• Exercise requirements:
Will you transcribe the entries that follow, exactly and in full?

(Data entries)
━━━━

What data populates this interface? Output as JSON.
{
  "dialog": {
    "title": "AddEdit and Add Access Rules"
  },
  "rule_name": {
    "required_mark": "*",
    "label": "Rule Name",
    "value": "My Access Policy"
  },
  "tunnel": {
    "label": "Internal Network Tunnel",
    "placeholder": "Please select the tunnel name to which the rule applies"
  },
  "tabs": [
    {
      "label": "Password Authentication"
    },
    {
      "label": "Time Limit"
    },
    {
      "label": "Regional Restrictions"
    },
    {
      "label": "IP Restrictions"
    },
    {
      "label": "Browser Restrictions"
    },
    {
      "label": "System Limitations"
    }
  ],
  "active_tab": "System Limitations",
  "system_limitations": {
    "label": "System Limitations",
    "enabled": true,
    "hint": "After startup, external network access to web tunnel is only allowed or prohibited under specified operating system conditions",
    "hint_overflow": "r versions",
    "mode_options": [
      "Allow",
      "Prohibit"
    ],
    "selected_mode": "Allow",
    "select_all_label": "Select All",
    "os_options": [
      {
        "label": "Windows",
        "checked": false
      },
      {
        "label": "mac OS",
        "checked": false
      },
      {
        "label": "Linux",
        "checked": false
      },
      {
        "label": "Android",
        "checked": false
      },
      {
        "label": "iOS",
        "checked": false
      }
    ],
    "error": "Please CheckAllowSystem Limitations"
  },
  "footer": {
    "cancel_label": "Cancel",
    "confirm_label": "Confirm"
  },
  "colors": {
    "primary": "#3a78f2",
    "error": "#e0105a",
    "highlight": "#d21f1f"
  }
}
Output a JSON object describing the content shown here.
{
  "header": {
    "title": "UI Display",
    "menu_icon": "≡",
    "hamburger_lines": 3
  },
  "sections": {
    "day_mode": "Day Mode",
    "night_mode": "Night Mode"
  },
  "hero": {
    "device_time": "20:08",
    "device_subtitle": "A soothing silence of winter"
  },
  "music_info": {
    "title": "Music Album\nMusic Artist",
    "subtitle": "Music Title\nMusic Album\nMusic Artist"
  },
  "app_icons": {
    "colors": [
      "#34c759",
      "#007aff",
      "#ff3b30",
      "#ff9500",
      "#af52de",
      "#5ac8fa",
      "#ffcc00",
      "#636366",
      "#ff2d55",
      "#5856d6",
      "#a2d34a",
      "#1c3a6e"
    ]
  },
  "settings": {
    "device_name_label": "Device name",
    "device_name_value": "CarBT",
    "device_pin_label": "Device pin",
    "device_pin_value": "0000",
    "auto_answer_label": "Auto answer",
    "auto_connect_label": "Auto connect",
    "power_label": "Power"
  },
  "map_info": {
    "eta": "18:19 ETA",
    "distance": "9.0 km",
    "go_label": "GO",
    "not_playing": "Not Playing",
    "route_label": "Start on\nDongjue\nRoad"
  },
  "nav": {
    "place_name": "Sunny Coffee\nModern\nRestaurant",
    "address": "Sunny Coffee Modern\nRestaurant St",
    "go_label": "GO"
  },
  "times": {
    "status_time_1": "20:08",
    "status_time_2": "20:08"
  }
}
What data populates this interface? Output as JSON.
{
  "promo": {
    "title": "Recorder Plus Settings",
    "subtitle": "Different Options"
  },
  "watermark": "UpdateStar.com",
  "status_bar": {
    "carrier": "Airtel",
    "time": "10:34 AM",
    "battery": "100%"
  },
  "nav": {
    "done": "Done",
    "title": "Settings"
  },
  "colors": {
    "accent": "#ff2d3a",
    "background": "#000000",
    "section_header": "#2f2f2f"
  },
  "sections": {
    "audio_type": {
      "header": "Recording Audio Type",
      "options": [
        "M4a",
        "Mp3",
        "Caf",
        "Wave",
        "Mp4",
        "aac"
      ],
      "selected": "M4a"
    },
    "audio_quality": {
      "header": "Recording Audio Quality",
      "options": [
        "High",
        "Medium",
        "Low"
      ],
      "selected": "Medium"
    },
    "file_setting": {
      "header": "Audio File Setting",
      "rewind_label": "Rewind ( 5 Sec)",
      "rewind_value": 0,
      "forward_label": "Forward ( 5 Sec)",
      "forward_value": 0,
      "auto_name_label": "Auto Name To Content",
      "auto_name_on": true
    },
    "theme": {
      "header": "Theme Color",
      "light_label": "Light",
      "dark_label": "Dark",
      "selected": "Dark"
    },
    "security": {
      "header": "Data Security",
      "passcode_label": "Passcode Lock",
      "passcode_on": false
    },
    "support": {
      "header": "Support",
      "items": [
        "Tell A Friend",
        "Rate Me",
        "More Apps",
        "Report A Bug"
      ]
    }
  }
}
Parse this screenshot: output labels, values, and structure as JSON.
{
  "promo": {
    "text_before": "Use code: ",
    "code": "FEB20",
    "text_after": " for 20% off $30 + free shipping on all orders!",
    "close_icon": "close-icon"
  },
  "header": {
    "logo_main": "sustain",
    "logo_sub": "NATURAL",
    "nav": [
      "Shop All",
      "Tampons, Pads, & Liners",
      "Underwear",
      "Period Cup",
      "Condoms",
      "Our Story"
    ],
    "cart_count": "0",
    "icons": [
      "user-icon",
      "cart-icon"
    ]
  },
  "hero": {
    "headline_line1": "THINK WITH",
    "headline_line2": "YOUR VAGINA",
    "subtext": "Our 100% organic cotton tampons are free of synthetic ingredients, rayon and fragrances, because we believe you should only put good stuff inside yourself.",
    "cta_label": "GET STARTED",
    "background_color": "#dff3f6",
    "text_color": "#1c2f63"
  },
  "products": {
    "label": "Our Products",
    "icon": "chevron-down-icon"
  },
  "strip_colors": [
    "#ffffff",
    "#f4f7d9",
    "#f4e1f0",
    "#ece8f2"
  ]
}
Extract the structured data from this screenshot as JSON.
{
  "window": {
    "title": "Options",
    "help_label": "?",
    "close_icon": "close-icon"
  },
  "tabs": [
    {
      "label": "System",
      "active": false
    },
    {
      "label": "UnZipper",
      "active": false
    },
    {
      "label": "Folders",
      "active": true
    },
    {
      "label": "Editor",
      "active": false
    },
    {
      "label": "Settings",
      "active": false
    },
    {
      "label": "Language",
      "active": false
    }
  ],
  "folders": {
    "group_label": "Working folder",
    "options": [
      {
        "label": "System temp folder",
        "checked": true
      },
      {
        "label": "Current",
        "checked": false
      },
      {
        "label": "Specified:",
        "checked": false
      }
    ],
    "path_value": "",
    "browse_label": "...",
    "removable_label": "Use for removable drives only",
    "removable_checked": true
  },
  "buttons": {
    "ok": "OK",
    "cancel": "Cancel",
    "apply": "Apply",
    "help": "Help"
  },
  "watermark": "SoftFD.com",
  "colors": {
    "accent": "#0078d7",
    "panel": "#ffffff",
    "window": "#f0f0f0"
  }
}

━━━━

• Solution:
What data populates this interface? Output as JSON.
{
  "dialog": {
    "title": "AddEdit and Add Access Rules"
  },
  "rule_name": {
    "required_mark": "*",
    "label": "Rule Name",
    "value": "My Access Policy"
  },
  "tunnel": {
    "label": "Internal Network Tunnel",
    "placeholder": "Please select the tunnel name to which the rule applies"
  },
  "tabs": [
    {
      "label": "Password Authentication"
    },
    {
      "label": "Time Limit"
    },
    {
      "label": "Regional Restrictions"
    },
    {
      "label": "IP Restrictions"
    },
    {
      "label": "Browser Restrictions"
    },
    {
      "label": "System Limitations"
    }
  ],
  "active_tab": "System Limitations",
  "system_limitations": {
    "label": "System Limitations",
    "enabled": true,
    "hint": "After startup, external network access to web tunnel is only allowed or prohibited under specified operating system conditions",
    "hint_overflow": "r versions",
    "mode_options": [
      "Allow",
      "Prohibit"
    ],
    "selected_mode": "Allow",
    "select_all_label": "Select All",
    "os_options": [
      {
        "label": "Windows",
        "checked": false
      },
      {
        "label": "mac OS",
        "checked": false
      },
      {
        "label": "Linux",
        "checked": false
      },
      {
        "label": "Android",
        "checked": false
      },
      {
        "label": "iOS",
        "checked": false
      }
    ],
    "error": "Please CheckAllowSystem Limitations"
  },
  "footer": {
    "cancel_label": "Cancel",
    "confirm_label": "Confirm"
  },
  "colors": {
    "primary": "#3a78f2",
    "error": "#e0105a",
    "highlight": "#d21f1f"
  }
}
Output a JSON object describing the content shown here.
{
  "header": {
    "title": "UI Display",
    "menu_icon": "≡",
    "hamburger_lines": 3
  },
  "sections": {
    "day_mode": "Day Mode",
    "night_mode": "Night Mode"
  },
  "hero": {
    "device_time": "20:08",
    "device_subtitle": "A soothing silence of winter"
  },
  "music_info": {
    "title": "Music Album\nMusic Artist",
    "subtitle": "Music Title\nMusic Album\nMusic Artist"
  },
  "app_icons": {
    "colors": [
      "#34c759",
      "#007aff",
      "#ff3b30",
      "#ff9500",
      "#af52de",
      "#5ac8fa",
      "#ffcc00",
      "#636366",
      "#ff2d55",
      "#5856d6",
      "#a2d34a",
      "#1c3a6e"
    ]
  },
  "settings": {
    "device_name_label": "Device name",
    "device_name_value": "CarBT",
    "device_pin_label": "Device pin",
    "device_pin_value": "0000",
    "auto_answer_label": "Auto answer",
    "auto_connect_label": "Auto connect",
    "power_label": "Power"
  },
  "map_info": {
    "eta": "18:19 ETA",
    "distance": "9.0 km",
    "go_label": "GO",
    "not_playing": "Not Playing",
    "route_label": "Start on\nDongjue\nRoad"
  },
  "nav": {
    "place_name": "Sunny Coffee\nModern\nRestaurant",
    "address": "Sunny Coffee Modern\nRestaurant St",
    "go_label": "GO"
  },
  "times": {
    "status_time_1": "20:08",
    "status_time_2": "20:08"
  }
}
What data populates this interface? Output as JSON.
{
  "promo": {
    "title": "Recorder Plus Settings",
    "subtitle": "Different Options"
  },
  "watermark": "UpdateStar.com",
  "status_bar": {
    "carrier": "Airtel",
    "time": "10:34 AM",
    "battery": "100%"
  },
  "nav": {
    "done": "Done",
    "title": "Settings"
  },
  "colors": {
    "accent": "#ff2d3a",
    "background": "#000000",
    "section_header": "#2f2f2f"
  },
  "sections": {
    "audio_type": {
      "header": "Recording Audio Type",
      "options": [
        "M4a",
        "Mp3",
        "Caf",
        "Wave",
        "Mp4",
        "aac"
      ],
      "selected": "M4a"
    },
    "audio_quality": {
      "header": "Recording Audio Quality",
      "options": [
        "High",
        "Medium",
        "Low"
      ],
      "selected": "Medium"
    },
    "file_setting": {
      "header": "Audio File Setting",
      "rewind_label": "Rewind ( 5 Sec)",
      "rewind_value": 0,
      "forward_label": "Forward ( 5 Sec)",
      "forward_value": 0,
      "auto_name_label": "Auto Name To Content",
      "auto_name_on": true
    },
    "theme": {
      "header": "Theme Color",
      "light_label": "Light",
      "dark_label": "Dark",
      "selected": "Dark"
    },
    "security": {
      "header": "Data Security",
      "passcode_label": "Passcode Lock",
      "passcode_on": false
    },
    "support": {
      "header": "Support",
      "items": [
        "Tell A Friend",
        "Rate Me",
        "More Apps",
        "Report A Bug"
      ]
    }
  }
}
Parse this screenshot: output labels, values, and structure as JSON.
{
  "promo": {
    "text_before": "Use code: ",
    "code": "FEB20",
    "text_after": " for 20% off $30 + free shipping on all orders!",
    "close_icon": "close-icon"
  },
  "header": {
    "logo_main": "sustain",
    "logo_sub": "NATURAL",
    "nav": [
      "Shop All",
      "Tampons, Pads, & Liners",
      "Underwear",
      "Period Cup",
      "Condoms",
      "Our Story"
    ],
    "cart_count": "0",
    "icons": [
      "user-icon",
      "cart-icon"
    ]
  },
  "hero": {
    "headline_line1": "THINK WITH",
    "headline_line2": "YOUR VAGINA",
    "subtext": "Our 100% organic cotton tampons are free of synthetic ingredients, rayon and fragrances, because we believe you should only put good stuff inside yourself.",
    "cta_label": "GET STARTED",
    "background_color": "#dff3f6",
    "text_color": "#1c2f63"
  },
  "products": {
    "label": "Our Products",
    "icon": "chevron-down-icon"
  },
  "strip_colors": [
    "#ffffff",
    "#f4f7d9",
    "#f4e1f0",
    "#ece8f2"
  ]
}
Extract the structured data from this screenshot as JSON.
{
  "window": {
    "title": "Options",
    "help_label": "?",
    "close_icon": "close-icon"
  },
  "tabs": [
    {
      "label": "System",
      "active": false
    },
    {
      "label": "UnZipper",
      "active": false
    },
    {
      "label": "Folders",
      "active": true
    },
    {
      "label": "Editor",
      "active": false
    },
    {
      "label": "Settings",
      "active": false
    },
    {
      "label": "Language",
      "active": false
    }
  ],
  "folders": {
    "group_label": "Working folder",
    "options": [
      {
        "label": "System temp folder",
        "checked": true
      },
      {
        "label": "Current",
        "checked": false
      },
      {
        "label": "Specified:",
        "checked": false
      }
    ],
    "path_value": "",
    "browse_label": "...",
    "removable_label": "Use for removable drives only",
    "removable_checked": true
  },
  "buttons": {
    "ok": "OK",
    "cancel": "Cancel",
    "apply": "Apply",
    "help": "Help"
  },
  "watermark": "SoftFD.com",
  "colors": {
    "accent": "#0078d7",
    "panel": "#ffffff",
    "window": "#f0f0f0"
  }
}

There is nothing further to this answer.